Repeat, exactly and in full, the lines of the listing below, but without any pictures.

[Recorded information]
◇ ◇ ◇ ◇

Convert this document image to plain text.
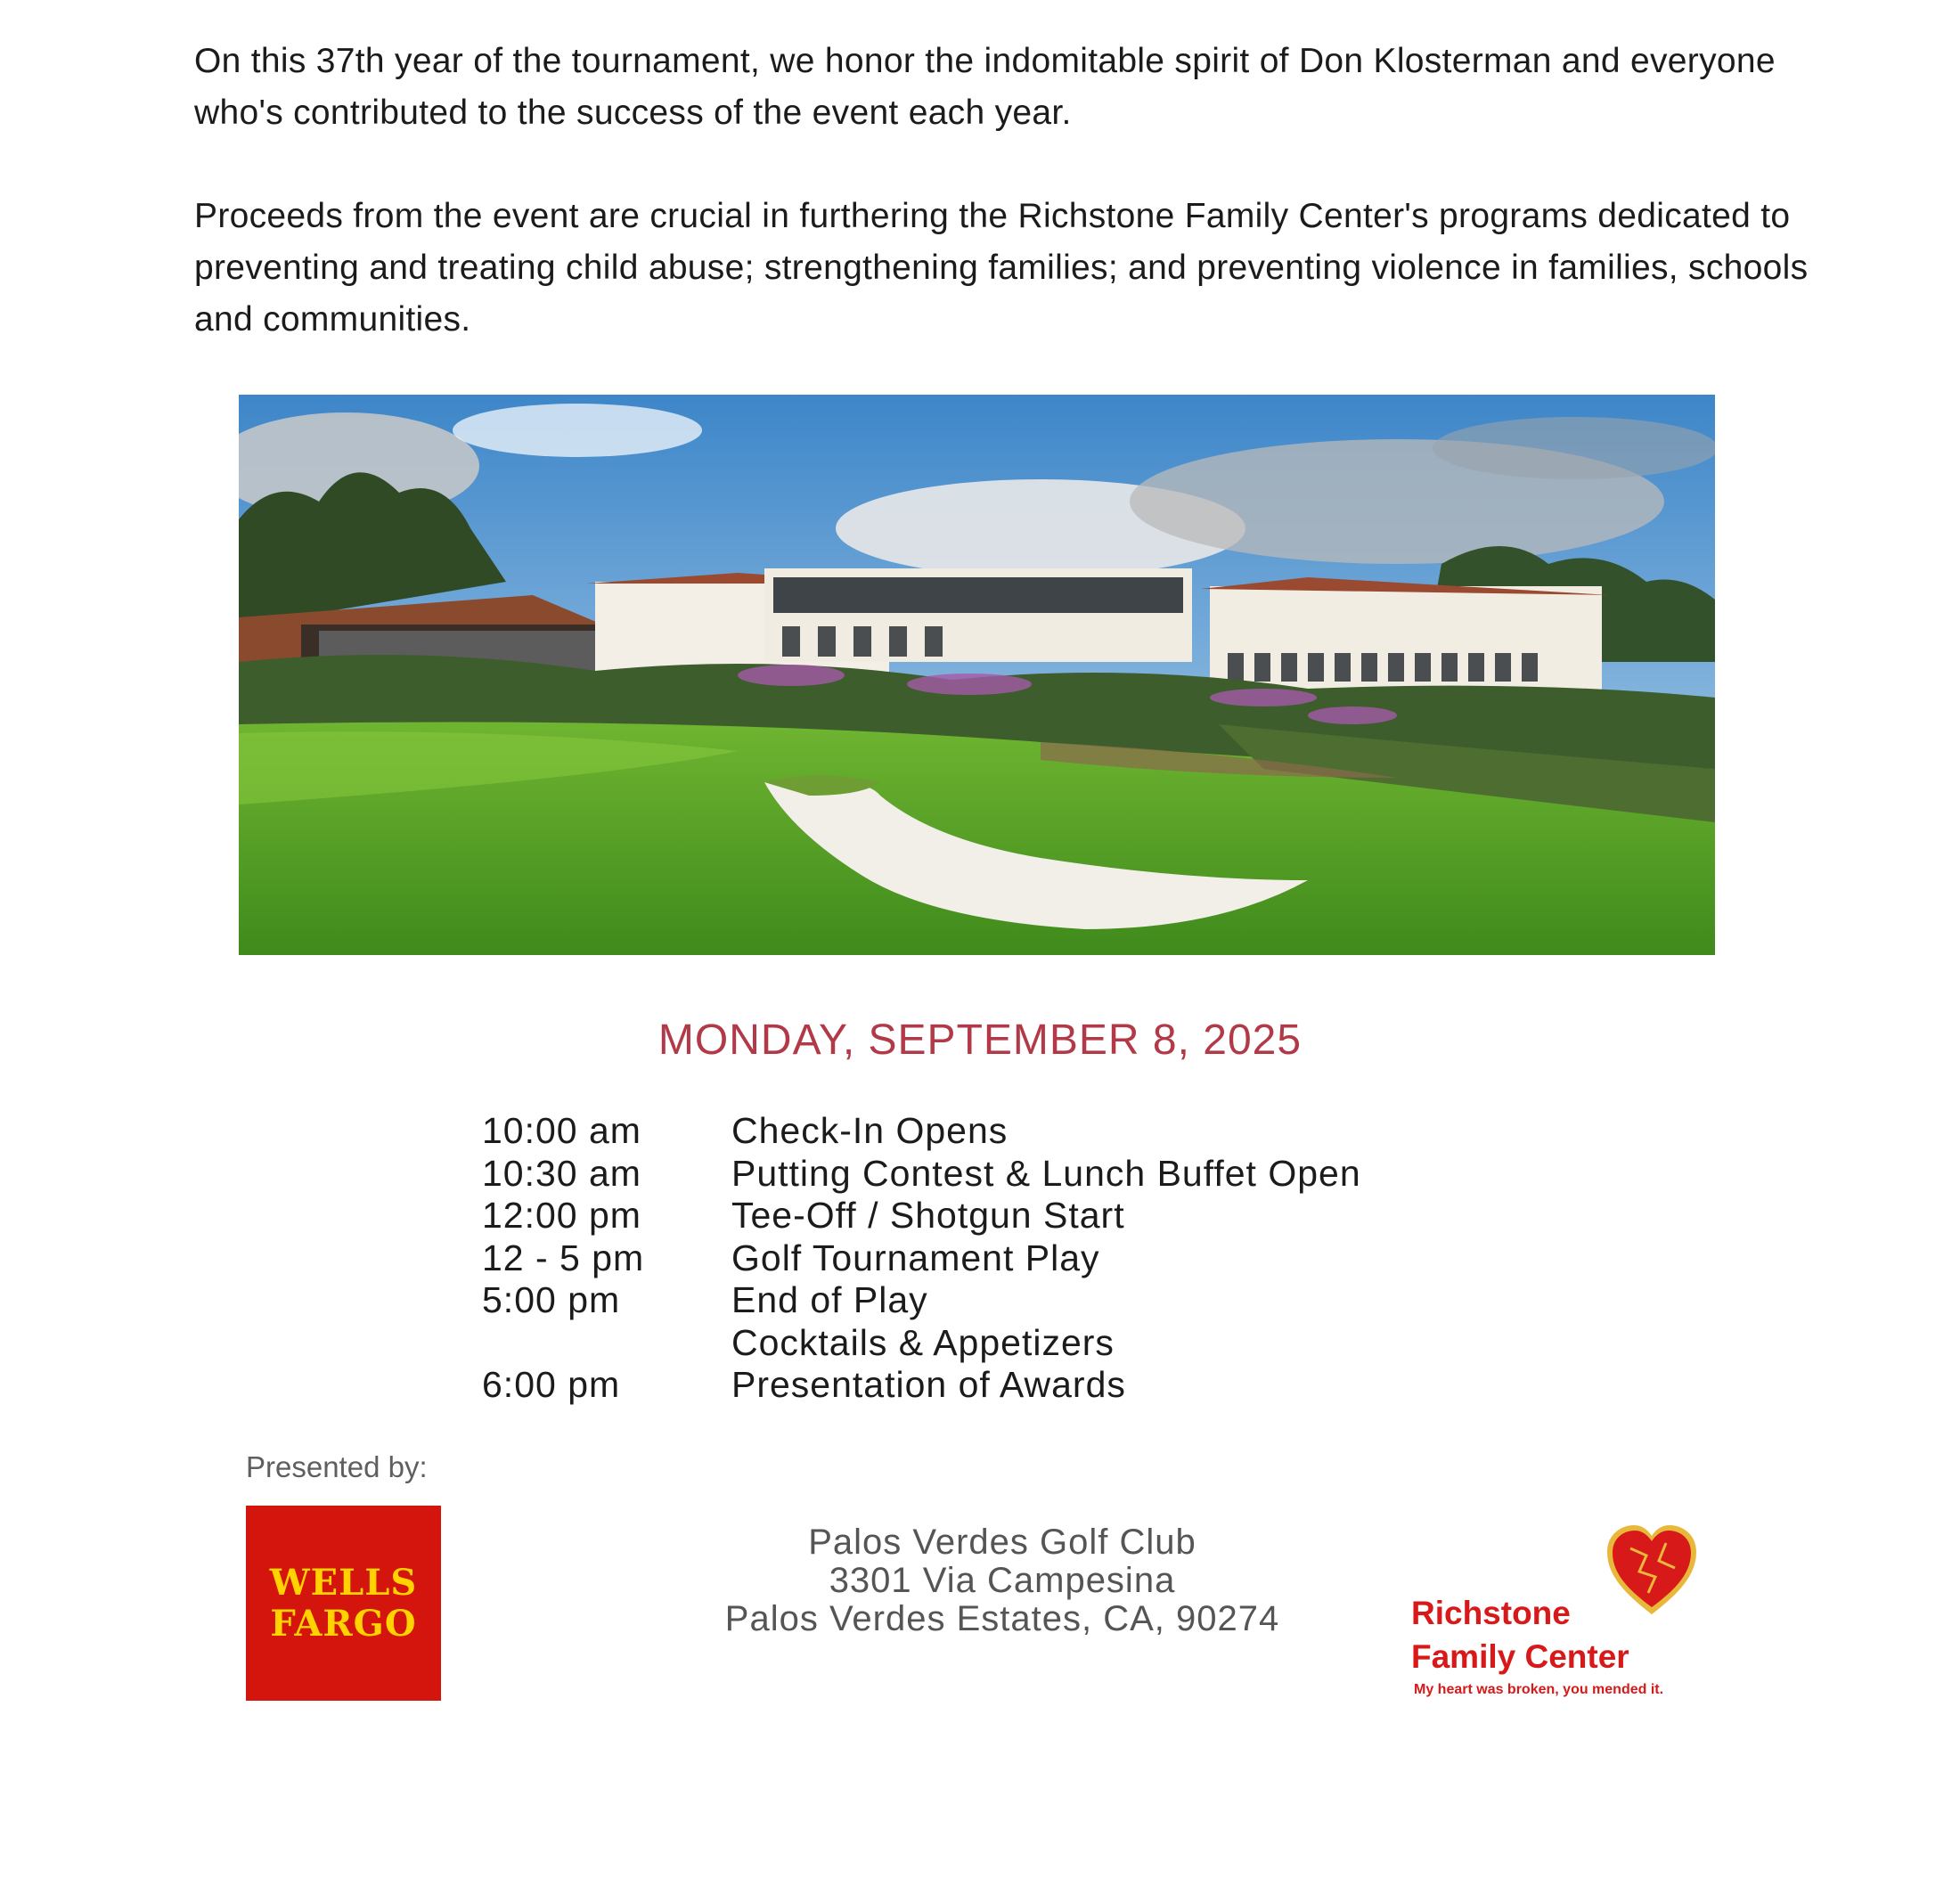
On this 37th year of the tournament, we honor the indomitable spirit of Don Klosterman and everyone who's contributed to the success of the event each year.

Proceeds from the event are crucial in furthering the Richstone Family Center's programs dedicated to preventing and treating child abuse; strengthening families; and preventing violence in families, schools and communities.

MONDAY, SEPTEMBER 8, 2025
10:00 am Check-In Opens
10:30 am Putting Contest & Lunch Buffet Open
12:00 pm Tee-Off / Shotgun Start
12 - 5 pm Golf Tournament Play
5:00 pm	End of Play
Cocktails & Appetizers
6:00 pm	Presentation of Awards
Presented by:
WELLS
FARGO
Palos Verdes Golf Club
3301 Via Campesina
Palos Verdes Estates, CA, 90274	Richstone
Family Center
My heart was broken, you mended it.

◇ ◇ ◇ ◇

[Response]
Convert this document image to plain text.
On this 37th year of the tournament, we honor the indomitable spirit of Don Klosterman and everyone who's contributed to the success of the event each year.

Proceeds from the event are crucial in furthering the Richstone Family Center's programs dedicated to preventing and treating child abuse; strengthening families; and preventing violence in families, schools and communities.

MONDAY, SEPTEMBER 8, 2025
10:00 am Check-In Opens
10:30 am Putting Contest & Lunch Buffet Open
12:00 pm Tee-Off / Shotgun Start
12 - 5 pm Golf Tournament Play
5:00 pm	End of Play
Cocktails & Appetizers
6:00 pm	Presentation of Awards
Presented by:
WELLS
FARGO
Palos Verdes Golf Club
3301 Via Campesina
Palos Verdes Estates, CA, 90274	Richstone
Family Center
My heart was broken, you mended it.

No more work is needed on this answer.